Work instruction: Which lines in the records below hold the word "telford"? Copy each of them.

Data supplied:
---------------

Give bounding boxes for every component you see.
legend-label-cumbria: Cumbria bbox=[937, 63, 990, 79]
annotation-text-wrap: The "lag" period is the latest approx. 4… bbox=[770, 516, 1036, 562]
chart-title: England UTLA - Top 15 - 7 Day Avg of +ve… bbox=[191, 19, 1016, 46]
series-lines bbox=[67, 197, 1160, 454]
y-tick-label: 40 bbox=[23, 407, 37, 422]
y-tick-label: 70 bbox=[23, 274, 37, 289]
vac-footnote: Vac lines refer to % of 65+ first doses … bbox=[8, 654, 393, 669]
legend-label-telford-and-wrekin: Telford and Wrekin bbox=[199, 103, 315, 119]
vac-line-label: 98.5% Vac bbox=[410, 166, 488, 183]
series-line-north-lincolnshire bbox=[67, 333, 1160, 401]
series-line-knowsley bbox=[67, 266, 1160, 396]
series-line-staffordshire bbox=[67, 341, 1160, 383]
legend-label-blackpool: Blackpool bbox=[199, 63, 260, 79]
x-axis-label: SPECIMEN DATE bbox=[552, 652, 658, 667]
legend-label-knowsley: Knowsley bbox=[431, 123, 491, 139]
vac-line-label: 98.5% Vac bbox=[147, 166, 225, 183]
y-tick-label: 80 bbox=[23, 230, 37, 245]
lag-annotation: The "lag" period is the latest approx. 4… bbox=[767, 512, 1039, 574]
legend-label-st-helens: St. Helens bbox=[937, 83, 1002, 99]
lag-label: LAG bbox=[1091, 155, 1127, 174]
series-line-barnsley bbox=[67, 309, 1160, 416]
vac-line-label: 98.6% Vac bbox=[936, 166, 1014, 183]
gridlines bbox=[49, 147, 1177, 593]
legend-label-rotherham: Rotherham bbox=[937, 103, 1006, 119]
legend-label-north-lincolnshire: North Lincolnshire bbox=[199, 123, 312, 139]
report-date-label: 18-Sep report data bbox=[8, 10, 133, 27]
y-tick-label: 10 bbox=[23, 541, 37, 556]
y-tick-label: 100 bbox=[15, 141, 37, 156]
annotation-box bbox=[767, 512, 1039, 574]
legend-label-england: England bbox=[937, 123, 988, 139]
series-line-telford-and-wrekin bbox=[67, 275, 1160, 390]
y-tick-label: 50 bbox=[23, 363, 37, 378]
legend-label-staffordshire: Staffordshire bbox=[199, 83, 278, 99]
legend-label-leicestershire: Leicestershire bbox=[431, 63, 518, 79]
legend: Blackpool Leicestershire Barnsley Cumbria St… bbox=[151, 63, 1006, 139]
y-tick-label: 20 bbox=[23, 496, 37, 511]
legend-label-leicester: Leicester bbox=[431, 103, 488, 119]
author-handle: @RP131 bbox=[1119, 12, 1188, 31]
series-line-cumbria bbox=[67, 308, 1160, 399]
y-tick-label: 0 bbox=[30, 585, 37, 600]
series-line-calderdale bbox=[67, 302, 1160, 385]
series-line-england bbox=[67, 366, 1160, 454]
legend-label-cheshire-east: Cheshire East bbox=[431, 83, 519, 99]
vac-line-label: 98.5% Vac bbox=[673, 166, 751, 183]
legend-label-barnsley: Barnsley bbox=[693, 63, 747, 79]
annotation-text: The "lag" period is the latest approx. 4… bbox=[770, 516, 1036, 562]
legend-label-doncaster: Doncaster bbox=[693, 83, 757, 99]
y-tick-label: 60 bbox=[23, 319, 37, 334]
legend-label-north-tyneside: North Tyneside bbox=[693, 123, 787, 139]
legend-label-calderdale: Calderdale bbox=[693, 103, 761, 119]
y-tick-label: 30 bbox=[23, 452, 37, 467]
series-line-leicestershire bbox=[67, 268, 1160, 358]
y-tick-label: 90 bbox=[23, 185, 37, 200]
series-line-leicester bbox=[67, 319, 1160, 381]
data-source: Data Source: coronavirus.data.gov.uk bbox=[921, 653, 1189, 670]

---------------

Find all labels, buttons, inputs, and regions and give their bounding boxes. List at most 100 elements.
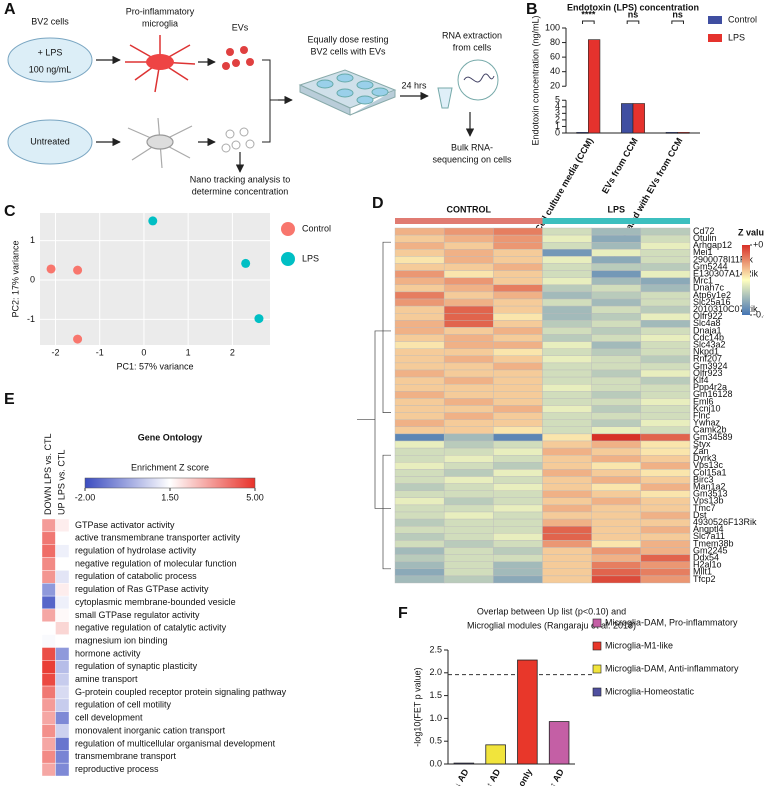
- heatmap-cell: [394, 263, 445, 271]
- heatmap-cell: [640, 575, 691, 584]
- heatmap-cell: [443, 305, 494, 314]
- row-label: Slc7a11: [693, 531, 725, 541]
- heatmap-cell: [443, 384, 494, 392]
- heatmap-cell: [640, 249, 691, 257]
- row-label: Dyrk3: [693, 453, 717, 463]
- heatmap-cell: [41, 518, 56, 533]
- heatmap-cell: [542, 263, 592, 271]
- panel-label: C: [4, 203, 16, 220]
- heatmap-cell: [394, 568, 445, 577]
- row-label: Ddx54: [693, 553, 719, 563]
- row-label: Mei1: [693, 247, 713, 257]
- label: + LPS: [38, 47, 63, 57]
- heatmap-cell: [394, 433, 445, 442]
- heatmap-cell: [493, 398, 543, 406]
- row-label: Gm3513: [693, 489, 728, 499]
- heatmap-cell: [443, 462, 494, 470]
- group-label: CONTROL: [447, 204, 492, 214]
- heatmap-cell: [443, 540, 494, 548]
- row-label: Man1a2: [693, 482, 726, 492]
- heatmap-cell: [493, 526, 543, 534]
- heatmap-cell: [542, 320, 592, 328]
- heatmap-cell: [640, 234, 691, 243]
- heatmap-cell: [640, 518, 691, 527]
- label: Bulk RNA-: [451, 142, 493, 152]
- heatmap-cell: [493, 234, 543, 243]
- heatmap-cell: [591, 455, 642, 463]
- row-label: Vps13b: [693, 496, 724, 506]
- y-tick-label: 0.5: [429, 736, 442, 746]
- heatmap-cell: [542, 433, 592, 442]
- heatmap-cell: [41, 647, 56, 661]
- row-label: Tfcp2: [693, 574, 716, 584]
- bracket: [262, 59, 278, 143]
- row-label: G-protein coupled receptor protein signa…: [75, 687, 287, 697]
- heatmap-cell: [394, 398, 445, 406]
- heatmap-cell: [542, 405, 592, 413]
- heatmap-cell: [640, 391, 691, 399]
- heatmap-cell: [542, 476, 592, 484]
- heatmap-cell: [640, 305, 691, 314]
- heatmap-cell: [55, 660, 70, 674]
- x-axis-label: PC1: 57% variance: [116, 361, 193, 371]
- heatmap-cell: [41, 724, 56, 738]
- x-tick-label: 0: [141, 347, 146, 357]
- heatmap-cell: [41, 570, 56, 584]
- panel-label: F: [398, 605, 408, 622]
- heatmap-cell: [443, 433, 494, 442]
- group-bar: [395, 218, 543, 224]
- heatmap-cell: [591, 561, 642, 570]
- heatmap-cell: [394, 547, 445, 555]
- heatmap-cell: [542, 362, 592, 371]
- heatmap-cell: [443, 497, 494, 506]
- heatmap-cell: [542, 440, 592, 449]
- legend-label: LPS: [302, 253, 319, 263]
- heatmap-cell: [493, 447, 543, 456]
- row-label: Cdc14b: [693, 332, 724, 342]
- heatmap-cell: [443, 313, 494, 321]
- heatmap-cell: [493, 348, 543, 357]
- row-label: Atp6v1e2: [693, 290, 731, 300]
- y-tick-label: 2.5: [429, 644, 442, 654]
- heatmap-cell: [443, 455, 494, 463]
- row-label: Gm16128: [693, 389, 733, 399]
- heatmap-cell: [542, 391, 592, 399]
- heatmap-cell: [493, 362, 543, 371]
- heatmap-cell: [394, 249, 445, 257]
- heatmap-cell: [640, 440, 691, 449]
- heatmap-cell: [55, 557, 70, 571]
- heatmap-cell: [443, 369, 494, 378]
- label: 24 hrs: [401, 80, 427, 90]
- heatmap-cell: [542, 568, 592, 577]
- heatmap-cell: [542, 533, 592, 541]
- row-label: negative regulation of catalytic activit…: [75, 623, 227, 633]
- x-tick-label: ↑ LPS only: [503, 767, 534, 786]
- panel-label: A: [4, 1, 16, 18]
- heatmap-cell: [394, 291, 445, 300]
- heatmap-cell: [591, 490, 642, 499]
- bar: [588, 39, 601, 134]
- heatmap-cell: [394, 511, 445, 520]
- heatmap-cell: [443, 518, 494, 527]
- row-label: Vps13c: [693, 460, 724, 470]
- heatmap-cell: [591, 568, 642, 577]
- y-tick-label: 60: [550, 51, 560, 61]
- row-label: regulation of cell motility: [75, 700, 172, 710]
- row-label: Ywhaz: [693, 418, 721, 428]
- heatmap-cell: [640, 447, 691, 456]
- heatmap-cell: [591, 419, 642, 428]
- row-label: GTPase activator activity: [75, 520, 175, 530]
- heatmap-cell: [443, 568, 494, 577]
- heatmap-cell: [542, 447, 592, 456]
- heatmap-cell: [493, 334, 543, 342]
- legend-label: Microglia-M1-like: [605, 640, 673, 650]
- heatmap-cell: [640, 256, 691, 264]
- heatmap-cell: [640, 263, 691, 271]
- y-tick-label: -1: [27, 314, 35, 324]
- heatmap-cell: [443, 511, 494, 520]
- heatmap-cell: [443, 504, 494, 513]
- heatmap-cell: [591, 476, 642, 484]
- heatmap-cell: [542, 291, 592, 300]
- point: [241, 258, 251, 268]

---------------

Response:
legend-label-telford-and-wrekin: Telford and Wrekin bbox=[199, 103, 315, 119]
series-line-telford-and-wrekin bbox=[67, 275, 1160, 390]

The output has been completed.